Text segment Block Start

A pair of U.S. warships sailed through the flashpoint Taiwan Strait on Sunday in the first such transit since House Speaker Nancy Pelosi’s surprise visit to Taiwan earlier month.
The guided-missile cruisers USS Antietam and USS Chancellorsville conducted a routine passage, the U.S. 7th Fleet said.
The warships “transited through a corridor in the Strait that is beyond the territorial sea of any coastal State,” the statement, issued from fleet headquarters in Japan, outlined.
“The ship’s transit through the Taiwan Strait demonstrates the United States’ commitment to a free and open Indo-Pacific. The United States military flies, sails, and operates anywhere international law allows,” the statement added.
The @USNavy's #USSAntietam and #USSChancellorsville are conducting a routine Taiwan Strait transit August 28 (local time) through waters where high seas freedoms of navigation and overflight apply in accordance with international law.
Read more here:https://t.co/3nIGSmuWsh pic.twitter.com/lTbVpn4U8g
— 7th Fleet (@US7thFleet) August 28, 2022
China said it tracked the movement of the ships. “Troops of the (Eastern) Theater Command are on high alert and ready to foil any provocation at any time,” said senior Col. Shi Yi, spokesperson for the People Liberation Army’s Eastern Theater Command.
China regards Taiwan as its territory and has vowed repeatedly to seize it one day, by force if necessary.
Washington says the strait is an international waterway and it is also bound to stand by its ally despite China’s repeated threats of aggression.
"We cannot afford to lose Taiwan to the Chinese. Seventy percent of your semiconductors and microchips come from Taiwan." https://t.co/CziBiGDQjR
— Breitbart News (@BreitbartNews) May 21, 2022
The U.S. regularly sends its ships through the Taiwan Strait as part of what it calls freedom of navigation maneuvers.
The 100 mile-wide strait divides Taiwan from China.

Text segment Block End
Extracted material Block Start

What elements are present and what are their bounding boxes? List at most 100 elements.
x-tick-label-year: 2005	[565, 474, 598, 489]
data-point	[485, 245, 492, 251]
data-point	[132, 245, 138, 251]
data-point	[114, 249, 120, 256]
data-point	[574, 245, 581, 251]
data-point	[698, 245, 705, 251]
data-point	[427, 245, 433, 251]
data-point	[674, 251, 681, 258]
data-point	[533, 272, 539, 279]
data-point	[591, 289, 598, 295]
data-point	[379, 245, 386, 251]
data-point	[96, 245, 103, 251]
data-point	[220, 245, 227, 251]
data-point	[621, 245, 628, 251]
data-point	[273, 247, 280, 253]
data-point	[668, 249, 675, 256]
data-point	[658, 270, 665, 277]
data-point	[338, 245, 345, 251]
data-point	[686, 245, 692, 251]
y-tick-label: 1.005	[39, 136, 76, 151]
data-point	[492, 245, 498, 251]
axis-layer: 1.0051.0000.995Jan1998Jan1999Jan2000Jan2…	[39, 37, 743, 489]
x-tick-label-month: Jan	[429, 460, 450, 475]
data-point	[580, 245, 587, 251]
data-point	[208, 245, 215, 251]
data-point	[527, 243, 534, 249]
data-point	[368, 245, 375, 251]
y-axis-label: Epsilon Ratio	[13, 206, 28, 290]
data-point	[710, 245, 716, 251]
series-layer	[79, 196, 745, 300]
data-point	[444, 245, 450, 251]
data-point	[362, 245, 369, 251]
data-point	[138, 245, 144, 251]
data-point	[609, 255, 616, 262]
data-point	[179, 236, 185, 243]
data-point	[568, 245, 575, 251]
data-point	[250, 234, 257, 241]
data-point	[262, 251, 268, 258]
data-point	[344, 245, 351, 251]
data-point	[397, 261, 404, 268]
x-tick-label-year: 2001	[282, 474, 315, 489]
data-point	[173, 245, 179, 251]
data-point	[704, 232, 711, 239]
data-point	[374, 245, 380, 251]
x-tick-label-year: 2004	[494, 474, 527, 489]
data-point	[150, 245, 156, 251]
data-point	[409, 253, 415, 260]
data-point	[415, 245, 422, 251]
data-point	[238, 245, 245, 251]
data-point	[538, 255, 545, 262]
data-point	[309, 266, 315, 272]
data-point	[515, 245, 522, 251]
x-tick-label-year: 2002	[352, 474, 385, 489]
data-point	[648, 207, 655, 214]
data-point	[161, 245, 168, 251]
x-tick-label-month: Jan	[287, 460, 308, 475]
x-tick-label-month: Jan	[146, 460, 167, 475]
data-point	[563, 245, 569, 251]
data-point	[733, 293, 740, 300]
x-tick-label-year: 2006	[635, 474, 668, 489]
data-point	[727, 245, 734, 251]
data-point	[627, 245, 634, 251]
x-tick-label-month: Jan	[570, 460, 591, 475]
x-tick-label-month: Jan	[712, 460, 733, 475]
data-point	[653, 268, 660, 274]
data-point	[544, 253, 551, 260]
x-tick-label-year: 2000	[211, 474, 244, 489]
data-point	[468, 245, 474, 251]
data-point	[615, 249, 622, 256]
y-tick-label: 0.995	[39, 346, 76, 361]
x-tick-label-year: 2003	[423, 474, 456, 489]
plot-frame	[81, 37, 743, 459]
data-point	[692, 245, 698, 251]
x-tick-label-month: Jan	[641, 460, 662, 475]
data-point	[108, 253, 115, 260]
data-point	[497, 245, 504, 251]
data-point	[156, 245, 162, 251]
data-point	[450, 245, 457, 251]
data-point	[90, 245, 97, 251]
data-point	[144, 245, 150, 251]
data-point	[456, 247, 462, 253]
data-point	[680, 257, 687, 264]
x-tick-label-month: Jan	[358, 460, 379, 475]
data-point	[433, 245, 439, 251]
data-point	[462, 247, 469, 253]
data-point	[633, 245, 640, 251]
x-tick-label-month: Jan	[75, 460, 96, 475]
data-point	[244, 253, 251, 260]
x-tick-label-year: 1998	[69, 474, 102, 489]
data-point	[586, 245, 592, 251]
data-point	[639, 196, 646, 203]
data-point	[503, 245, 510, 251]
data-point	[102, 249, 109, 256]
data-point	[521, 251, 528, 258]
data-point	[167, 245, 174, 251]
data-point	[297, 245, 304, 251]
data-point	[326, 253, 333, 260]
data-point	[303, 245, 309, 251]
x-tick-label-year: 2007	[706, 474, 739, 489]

Extracted material Block End

Questions on the material:
- A) Answer these questions from the Taiwan Strait article.
(i) Which two warships made the transit?
(ii) Where was the 7th Fleet statement issued from?
(iii) How wide is the strait?
- B) In the Taiwan Strait article, rewrite the paragraph beginning "China said it tracked" in a single shorter sentence that keeps its main facts.
- C) Summarize the Taiwan Strait article in two sentences.

Task-by-task solutions:
- A)
(i) The guided-missile cruisers USS Antietam and USS Chancellorsville.
(ii) From fleet headquarters in Japan.
(iii) 100 miles.

- B) China said it tracked the ships, and Senior Col. Shi Yi, spokesperson for the People Liberation Army's Eastern Theater Command, said its troops are on high alert and ready to foil any provocation at any time.

- C) On Sunday, the U.S. guided-missile cruisers USS Antietam and USS Chancellorsville sailed through the Taiwan Strait in what the U.S. 7th Fleet called a routine passage, the first such transit since House Speaker Nancy Pelosi's surprise visit to Taiwan. China said it tracked the ships and that its troops were on high alert, while Washington says the strait is an international waterway.